◆ **The task**
Copy the material that follows word for word and omit its pictures.
--- Start Source material ---
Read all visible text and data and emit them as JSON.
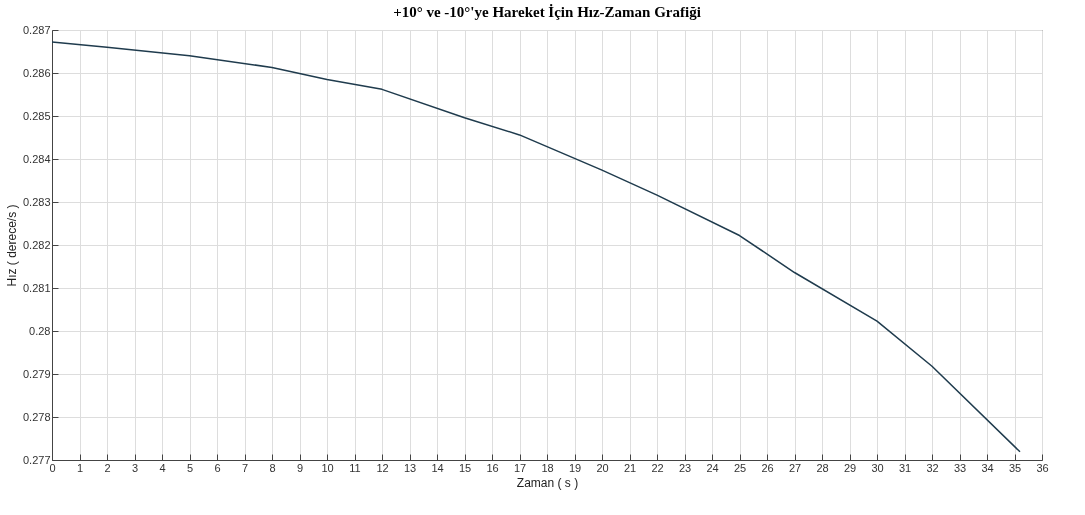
{
  "chart_data": {
    "type": "line",
    "title": "+10° ve -10°'ye Hareket İçin Hız-Zaman Grafiği",
    "xlabel": "Zaman ( s )",
    "ylabel": "Hız ( derece/s )",
    "x": [
      0,
      2,
      5,
      8,
      10,
      12,
      15,
      17,
      20,
      22,
      25,
      27,
      30,
      32,
      35.2
    ],
    "series": [
      {
        "color": "#1f3b4d",
        "values": [
          0.28672,
          0.2866,
          0.2864,
          0.28613,
          0.28585,
          0.28562,
          0.28496,
          0.28456,
          0.28374,
          0.28316,
          0.28222,
          0.28136,
          0.28023,
          0.27918,
          0.27719
        ]
      }
    ],
    "xlim": [
      0,
      36
    ],
    "xticks": [
      0,
      1,
      2,
      3,
      4,
      5,
      6,
      7,
      8,
      9,
      10,
      11,
      12,
      13,
      14,
      15,
      16,
      17,
      18,
      19,
      20,
      21,
      22,
      23,
      24,
      25,
      26,
      27,
      28,
      29,
      30,
      31,
      32,
      33,
      34,
      35,
      36
    ],
    "ylim": [
      0.277,
      0.287
    ],
    "yticks": [
      0.277,
      0.278,
      0.279,
      0.28,
      0.281,
      0.282,
      0.283,
      0.284,
      0.285,
      0.286,
      0.287
    ],
    "grid": true,
    "legend": false
  }
}
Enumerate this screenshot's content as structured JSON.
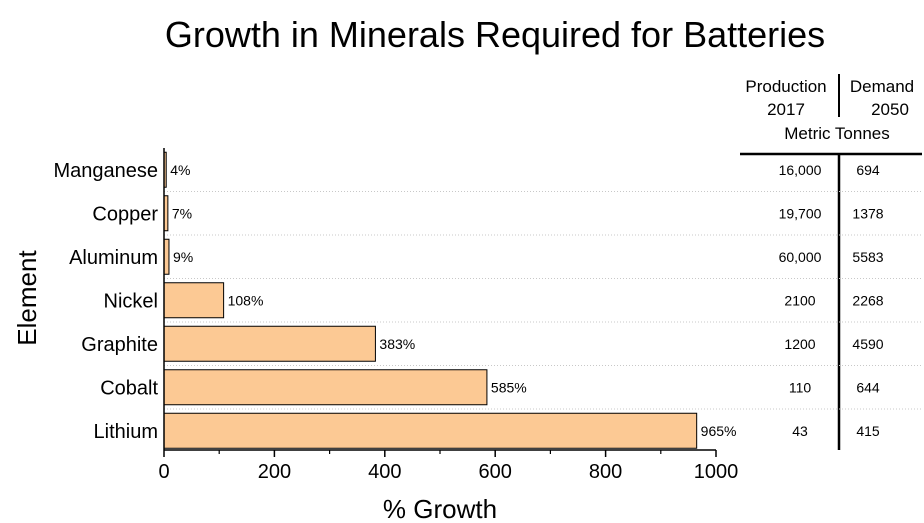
--- End Source material ---
◆ **Answer for this exercise**
Read all visible text and data and emit them as JSON.
{
  "chart_data": {
    "type": "line",
    "title": "+10° ve -10°'ye Hareket İçin Hız-Zaman Grafiği",
    "xlabel": "Zaman ( s )",
    "ylabel": "Hız ( derece/s )",
    "x": [
      0,
      2,
      5,
      8,
      10,
      12,
      15,
      17,
      20,
      22,
      25,
      27,
      30,
      32,
      35.2
    ],
    "series": [
      {
        "color": "#1f3b4d",
        "values": [
          0.28672,
          0.2866,
          0.2864,
          0.28613,
          0.28585,
          0.28562,
          0.28496,
          0.28456,
          0.28374,
          0.28316,
          0.28222,
          0.28136,
          0.28023,
          0.27918,
          0.27719
        ]
      }
    ],
    "xlim": [
      0,
      36
    ],
    "xticks": [
      0,
      1,
      2,
      3,
      4,
      5,
      6,
      7,
      8,
      9,
      10,
      11,
      12,
      13,
      14,
      15,
      16,
      17,
      18,
      19,
      20,
      21,
      22,
      23,
      24,
      25,
      26,
      27,
      28,
      29,
      30,
      31,
      32,
      33,
      34,
      35,
      36
    ],
    "ylim": [
      0.277,
      0.287
    ],
    "yticks": [
      0.277,
      0.278,
      0.279,
      0.28,
      0.281,
      0.282,
      0.283,
      0.284,
      0.285,
      0.286,
      0.287
    ],
    "grid": true,
    "legend": false
  }
}
Enumerate this screenshot's content as structured JSON.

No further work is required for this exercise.